Locate every line that holds the string "product" and copy it.

__Extracted records__:
• • • • • • •

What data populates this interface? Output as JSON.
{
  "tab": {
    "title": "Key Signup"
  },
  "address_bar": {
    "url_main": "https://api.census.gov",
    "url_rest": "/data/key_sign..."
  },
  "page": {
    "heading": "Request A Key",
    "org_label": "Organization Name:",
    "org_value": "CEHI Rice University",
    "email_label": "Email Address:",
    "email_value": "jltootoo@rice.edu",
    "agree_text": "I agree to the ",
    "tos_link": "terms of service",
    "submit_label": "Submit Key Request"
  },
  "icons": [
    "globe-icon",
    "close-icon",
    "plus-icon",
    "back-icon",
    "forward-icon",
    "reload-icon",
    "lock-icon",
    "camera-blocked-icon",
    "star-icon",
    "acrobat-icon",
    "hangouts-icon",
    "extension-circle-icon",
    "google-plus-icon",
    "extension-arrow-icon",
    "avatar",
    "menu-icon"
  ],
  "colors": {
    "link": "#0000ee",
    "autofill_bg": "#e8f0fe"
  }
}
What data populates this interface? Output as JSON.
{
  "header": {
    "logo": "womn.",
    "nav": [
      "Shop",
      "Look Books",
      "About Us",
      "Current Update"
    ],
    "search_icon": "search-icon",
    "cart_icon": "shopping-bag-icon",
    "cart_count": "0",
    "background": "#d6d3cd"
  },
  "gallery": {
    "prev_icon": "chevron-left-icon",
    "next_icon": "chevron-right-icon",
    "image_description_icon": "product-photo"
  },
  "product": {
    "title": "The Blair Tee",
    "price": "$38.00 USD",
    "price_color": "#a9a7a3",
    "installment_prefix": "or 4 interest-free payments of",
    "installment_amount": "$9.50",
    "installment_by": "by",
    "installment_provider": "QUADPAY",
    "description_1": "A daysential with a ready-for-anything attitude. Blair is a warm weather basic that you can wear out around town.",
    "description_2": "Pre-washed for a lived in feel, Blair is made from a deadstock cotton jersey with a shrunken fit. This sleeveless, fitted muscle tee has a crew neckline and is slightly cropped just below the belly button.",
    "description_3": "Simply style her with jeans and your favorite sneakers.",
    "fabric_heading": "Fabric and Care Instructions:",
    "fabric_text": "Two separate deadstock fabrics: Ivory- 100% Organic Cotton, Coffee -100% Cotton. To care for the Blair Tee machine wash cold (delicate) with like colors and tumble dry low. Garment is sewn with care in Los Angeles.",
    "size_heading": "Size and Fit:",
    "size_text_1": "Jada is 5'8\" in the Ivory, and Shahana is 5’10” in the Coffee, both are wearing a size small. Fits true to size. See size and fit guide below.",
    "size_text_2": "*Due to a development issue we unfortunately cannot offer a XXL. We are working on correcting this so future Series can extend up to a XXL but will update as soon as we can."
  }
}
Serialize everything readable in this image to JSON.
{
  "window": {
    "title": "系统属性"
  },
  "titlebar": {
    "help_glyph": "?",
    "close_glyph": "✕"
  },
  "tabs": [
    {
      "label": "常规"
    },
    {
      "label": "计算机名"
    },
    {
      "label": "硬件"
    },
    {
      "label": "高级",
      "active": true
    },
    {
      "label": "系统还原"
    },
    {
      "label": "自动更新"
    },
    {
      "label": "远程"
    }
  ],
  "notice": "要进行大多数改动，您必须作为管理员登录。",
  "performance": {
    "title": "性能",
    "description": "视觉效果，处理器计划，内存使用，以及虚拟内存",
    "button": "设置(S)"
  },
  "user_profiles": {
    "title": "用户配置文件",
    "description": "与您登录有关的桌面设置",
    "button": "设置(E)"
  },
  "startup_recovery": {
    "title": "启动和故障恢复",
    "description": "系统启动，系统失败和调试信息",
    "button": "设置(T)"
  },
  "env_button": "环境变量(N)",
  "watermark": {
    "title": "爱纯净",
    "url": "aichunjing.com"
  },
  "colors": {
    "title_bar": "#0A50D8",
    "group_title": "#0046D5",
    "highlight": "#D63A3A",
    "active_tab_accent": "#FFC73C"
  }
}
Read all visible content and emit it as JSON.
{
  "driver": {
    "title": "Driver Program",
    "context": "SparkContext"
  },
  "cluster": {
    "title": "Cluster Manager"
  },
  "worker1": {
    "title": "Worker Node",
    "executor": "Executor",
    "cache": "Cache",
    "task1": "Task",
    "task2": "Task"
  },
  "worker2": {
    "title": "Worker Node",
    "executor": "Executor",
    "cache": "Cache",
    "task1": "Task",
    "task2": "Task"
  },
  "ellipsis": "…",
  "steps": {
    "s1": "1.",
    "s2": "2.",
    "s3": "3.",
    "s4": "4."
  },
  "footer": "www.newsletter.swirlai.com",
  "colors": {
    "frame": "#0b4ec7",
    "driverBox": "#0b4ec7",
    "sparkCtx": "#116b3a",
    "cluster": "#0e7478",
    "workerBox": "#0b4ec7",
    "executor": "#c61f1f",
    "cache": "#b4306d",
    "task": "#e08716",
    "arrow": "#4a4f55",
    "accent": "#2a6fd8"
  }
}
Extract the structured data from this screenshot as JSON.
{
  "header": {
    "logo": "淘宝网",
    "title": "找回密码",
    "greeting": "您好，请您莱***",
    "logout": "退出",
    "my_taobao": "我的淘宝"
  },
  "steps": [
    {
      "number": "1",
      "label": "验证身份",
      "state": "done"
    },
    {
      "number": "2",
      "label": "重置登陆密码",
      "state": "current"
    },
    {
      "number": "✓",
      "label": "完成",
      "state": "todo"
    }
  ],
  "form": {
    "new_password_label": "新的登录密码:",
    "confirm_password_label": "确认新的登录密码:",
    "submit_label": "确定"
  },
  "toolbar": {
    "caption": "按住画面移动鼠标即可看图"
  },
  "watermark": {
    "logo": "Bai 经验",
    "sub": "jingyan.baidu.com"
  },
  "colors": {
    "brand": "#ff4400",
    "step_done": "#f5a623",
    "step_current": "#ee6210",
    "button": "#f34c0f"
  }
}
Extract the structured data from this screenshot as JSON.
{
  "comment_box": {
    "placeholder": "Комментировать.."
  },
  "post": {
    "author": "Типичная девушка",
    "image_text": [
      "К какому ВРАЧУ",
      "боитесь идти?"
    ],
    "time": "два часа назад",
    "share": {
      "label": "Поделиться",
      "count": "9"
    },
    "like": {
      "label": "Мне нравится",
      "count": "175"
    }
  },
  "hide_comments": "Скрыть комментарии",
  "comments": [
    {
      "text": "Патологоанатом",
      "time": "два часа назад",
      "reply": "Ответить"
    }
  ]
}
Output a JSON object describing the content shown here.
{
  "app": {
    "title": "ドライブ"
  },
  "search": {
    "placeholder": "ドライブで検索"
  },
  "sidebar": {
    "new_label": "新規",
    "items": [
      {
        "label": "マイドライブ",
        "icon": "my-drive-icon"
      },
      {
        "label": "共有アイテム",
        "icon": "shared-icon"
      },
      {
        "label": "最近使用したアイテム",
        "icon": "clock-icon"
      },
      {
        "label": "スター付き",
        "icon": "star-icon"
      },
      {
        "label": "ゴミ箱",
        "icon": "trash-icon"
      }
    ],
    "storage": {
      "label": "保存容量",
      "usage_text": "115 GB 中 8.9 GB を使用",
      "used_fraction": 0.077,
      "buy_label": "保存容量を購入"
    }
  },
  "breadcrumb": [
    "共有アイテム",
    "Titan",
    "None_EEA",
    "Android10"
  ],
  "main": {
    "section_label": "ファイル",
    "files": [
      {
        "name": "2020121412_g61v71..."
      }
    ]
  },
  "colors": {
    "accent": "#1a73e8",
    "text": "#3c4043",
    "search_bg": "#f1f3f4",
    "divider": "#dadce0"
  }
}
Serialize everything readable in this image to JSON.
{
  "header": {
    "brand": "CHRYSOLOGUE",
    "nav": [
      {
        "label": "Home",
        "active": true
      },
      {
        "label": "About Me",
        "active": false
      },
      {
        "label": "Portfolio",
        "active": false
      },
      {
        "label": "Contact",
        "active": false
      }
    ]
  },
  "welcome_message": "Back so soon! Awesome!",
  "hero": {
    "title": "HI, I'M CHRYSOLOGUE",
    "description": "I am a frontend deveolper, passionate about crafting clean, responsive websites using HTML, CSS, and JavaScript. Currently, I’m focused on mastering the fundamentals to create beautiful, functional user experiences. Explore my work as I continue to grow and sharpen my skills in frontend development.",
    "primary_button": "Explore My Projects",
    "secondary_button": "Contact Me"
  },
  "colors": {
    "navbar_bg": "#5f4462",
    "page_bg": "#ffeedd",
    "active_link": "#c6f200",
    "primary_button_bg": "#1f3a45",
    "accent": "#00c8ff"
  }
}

• • • • • • •

__REPLY TO THE TASK__:
    "image_description_icon": "product-photo"
  "product": {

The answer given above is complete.